__DATA FOR THIS EXERCISE__:

------------------------------------------------

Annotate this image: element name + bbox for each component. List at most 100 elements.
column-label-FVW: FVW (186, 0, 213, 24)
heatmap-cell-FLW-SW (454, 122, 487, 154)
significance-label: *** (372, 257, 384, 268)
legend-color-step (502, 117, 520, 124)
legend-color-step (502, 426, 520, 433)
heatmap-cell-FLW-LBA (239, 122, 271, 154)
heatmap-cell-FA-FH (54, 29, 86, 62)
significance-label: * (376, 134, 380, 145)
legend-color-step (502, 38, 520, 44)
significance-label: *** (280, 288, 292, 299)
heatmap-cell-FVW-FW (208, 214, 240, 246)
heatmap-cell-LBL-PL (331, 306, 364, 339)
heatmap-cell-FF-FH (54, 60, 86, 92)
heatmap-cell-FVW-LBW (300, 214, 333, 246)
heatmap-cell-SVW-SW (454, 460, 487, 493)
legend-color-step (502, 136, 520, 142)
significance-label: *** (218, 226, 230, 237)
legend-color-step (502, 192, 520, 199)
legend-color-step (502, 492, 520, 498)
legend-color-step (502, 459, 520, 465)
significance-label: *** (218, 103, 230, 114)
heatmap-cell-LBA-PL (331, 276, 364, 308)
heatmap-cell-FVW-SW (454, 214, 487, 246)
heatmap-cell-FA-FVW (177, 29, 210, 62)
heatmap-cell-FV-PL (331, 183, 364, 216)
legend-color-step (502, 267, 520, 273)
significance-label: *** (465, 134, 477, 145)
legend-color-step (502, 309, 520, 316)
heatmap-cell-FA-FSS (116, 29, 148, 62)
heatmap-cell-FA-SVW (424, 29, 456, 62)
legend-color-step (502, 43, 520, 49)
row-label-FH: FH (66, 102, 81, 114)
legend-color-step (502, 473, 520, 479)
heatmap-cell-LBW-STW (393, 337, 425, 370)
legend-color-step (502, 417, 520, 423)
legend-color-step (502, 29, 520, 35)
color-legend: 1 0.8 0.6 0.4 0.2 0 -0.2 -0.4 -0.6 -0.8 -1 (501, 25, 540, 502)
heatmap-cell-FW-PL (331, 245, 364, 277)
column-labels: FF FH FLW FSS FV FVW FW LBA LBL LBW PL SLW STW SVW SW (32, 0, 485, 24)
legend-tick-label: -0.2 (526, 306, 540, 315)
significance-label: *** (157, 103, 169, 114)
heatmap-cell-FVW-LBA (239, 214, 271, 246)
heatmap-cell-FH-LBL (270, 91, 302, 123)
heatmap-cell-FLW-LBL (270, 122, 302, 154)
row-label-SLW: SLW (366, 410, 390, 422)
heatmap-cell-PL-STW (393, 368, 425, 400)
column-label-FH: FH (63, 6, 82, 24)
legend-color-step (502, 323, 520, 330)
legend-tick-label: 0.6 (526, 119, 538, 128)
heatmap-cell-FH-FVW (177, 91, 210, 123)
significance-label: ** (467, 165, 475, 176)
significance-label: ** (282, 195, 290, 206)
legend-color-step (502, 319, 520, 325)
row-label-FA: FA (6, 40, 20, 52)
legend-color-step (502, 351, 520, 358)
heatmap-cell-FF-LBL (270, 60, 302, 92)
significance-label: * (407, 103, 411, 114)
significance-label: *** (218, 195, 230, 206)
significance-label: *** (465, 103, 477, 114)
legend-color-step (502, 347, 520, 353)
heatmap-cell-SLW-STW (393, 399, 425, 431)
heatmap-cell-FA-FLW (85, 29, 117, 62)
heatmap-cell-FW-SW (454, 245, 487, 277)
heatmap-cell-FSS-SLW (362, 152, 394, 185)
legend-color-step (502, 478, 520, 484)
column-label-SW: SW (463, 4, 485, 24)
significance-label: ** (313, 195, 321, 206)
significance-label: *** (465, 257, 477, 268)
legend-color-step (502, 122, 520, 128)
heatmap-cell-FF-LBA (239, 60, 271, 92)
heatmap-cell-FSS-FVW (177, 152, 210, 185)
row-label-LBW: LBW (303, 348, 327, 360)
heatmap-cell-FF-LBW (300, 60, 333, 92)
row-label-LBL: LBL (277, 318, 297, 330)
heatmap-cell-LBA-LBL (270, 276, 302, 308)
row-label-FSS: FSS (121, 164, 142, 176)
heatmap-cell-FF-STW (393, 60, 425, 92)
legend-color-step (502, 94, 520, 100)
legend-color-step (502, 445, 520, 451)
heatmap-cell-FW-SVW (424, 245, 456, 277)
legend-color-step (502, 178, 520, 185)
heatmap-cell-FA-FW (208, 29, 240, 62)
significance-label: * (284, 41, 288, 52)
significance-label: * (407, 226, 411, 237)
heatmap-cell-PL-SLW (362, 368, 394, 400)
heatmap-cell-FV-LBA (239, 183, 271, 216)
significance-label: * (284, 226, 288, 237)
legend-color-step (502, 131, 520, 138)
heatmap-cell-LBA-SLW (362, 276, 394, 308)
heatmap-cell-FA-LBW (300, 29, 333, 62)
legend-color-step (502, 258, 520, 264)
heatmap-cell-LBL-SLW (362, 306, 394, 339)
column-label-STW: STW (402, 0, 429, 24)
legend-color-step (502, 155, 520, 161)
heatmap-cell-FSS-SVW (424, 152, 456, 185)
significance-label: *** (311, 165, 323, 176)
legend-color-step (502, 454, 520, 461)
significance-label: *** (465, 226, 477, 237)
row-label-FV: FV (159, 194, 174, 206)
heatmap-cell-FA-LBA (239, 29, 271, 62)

------------------------------------------------

Retype all of the records above line for line, keeping every character unchanged.

__TASK RESULT__:
Annotate this image: element name + bbox for each component. List at most 100 elements.
column-label-FVW: FVW (186, 0, 213, 24)
heatmap-cell-FLW-SW (454, 122, 487, 154)
significance-label: *** (372, 257, 384, 268)
legend-color-step (502, 117, 520, 124)
legend-color-step (502, 426, 520, 433)
heatmap-cell-FLW-LBA (239, 122, 271, 154)
heatmap-cell-FA-FH (54, 29, 86, 62)
significance-label: * (376, 134, 380, 145)
legend-color-step (502, 38, 520, 44)
significance-label: *** (280, 288, 292, 299)
heatmap-cell-FVW-FW (208, 214, 240, 246)
heatmap-cell-LBL-PL (331, 306, 364, 339)
heatmap-cell-FF-FH (54, 60, 86, 92)
heatmap-cell-FVW-LBW (300, 214, 333, 246)
heatmap-cell-SVW-SW (454, 460, 487, 493)
legend-color-step (502, 136, 520, 142)
significance-label: *** (218, 226, 230, 237)
legend-color-step (502, 192, 520, 199)
legend-color-step (502, 492, 520, 498)
legend-color-step (502, 459, 520, 465)
significance-label: *** (218, 103, 230, 114)
heatmap-cell-LBA-PL (331, 276, 364, 308)
heatmap-cell-FVW-SW (454, 214, 487, 246)
heatmap-cell-FA-FVW (177, 29, 210, 62)
heatmap-cell-FV-PL (331, 183, 364, 216)
legend-color-step (502, 267, 520, 273)
significance-label: *** (465, 134, 477, 145)
legend-color-step (502, 309, 520, 316)
heatmap-cell-FA-FSS (116, 29, 148, 62)
heatmap-cell-FA-SVW (424, 29, 456, 62)
legend-color-step (502, 43, 520, 49)
row-label-FH: FH (66, 102, 81, 114)
legend-color-step (502, 473, 520, 479)
heatmap-cell-LBW-STW (393, 337, 425, 370)
legend-color-step (502, 417, 520, 423)
legend-color-step (502, 29, 520, 35)
color-legend: 1 0.8 0.6 0.4 0.2 0 -0.2 -0.4 -0.6 -0.8 -1 (501, 25, 540, 502)
heatmap-cell-FW-PL (331, 245, 364, 277)
column-labels: FF FH FLW FSS FV FVW FW LBA LBL LBW PL SLW STW SVW SW (32, 0, 485, 24)
legend-tick-label: -0.2 (526, 306, 540, 315)
significance-label: *** (157, 103, 169, 114)
heatmap-cell-FVW-LBA (239, 214, 271, 246)
heatmap-cell-FH-LBL (270, 91, 302, 123)
heatmap-cell-FLW-LBL (270, 122, 302, 154)
row-label-SLW: SLW (366, 410, 390, 422)
heatmap-cell-PL-STW (393, 368, 425, 400)
column-label-FH: FH (63, 6, 82, 24)
legend-color-step (502, 323, 520, 330)
legend-tick-label: 0.6 (526, 119, 538, 128)
heatmap-cell-FH-FVW (177, 91, 210, 123)
significance-label: ** (467, 165, 475, 176)
significance-label: ** (282, 195, 290, 206)
legend-color-step (502, 319, 520, 325)
row-label-FA: FA (6, 40, 20, 52)
legend-color-step (502, 351, 520, 358)
heatmap-cell-FF-LBL (270, 60, 302, 92)
significance-label: * (407, 103, 411, 114)
significance-label: *** (218, 195, 230, 206)
significance-label: *** (465, 103, 477, 114)
legend-color-step (502, 347, 520, 353)
heatmap-cell-SLW-STW (393, 399, 425, 431)
heatmap-cell-FA-FLW (85, 29, 117, 62)
heatmap-cell-FW-SW (454, 245, 487, 277)
heatmap-cell-FSS-SLW (362, 152, 394, 185)
legend-color-step (502, 478, 520, 484)
column-label-SW: SW (463, 4, 485, 24)
significance-label: ** (313, 195, 321, 206)
significance-label: *** (465, 257, 477, 268)
legend-color-step (502, 122, 520, 128)
heatmap-cell-FF-LBA (239, 60, 271, 92)
heatmap-cell-FSS-FVW (177, 152, 210, 185)
row-label-LBW: LBW (303, 348, 327, 360)
heatmap-cell-FF-LBW (300, 60, 333, 92)
row-label-LBL: LBL (277, 318, 297, 330)
heatmap-cell-LBA-LBL (270, 276, 302, 308)
row-label-FSS: FSS (121, 164, 142, 176)
heatmap-cell-FF-STW (393, 60, 425, 92)
legend-color-step (502, 94, 520, 100)
legend-color-step (502, 445, 520, 451)
heatmap-cell-FW-SVW (424, 245, 456, 277)
legend-color-step (502, 178, 520, 185)
heatmap-cell-FA-FW (208, 29, 240, 62)
significance-label: * (284, 41, 288, 52)
significance-label: * (407, 226, 411, 237)
heatmap-cell-PL-SLW (362, 368, 394, 400)
heatmap-cell-FV-LBA (239, 183, 271, 216)
significance-label: * (284, 226, 288, 237)
legend-color-step (502, 131, 520, 138)
heatmap-cell-LBA-SLW (362, 276, 394, 308)
heatmap-cell-FA-LBW (300, 29, 333, 62)
legend-color-step (502, 258, 520, 264)
heatmap-cell-LBL-SLW (362, 306, 394, 339)
column-label-STW: STW (402, 0, 429, 24)
legend-color-step (502, 155, 520, 161)
heatmap-cell-FSS-SVW (424, 152, 456, 185)
significance-label: *** (311, 165, 323, 176)
legend-color-step (502, 454, 520, 461)
significance-label: *** (465, 226, 477, 237)
row-label-FV: FV (159, 194, 174, 206)
heatmap-cell-FA-LBA (239, 29, 271, 62)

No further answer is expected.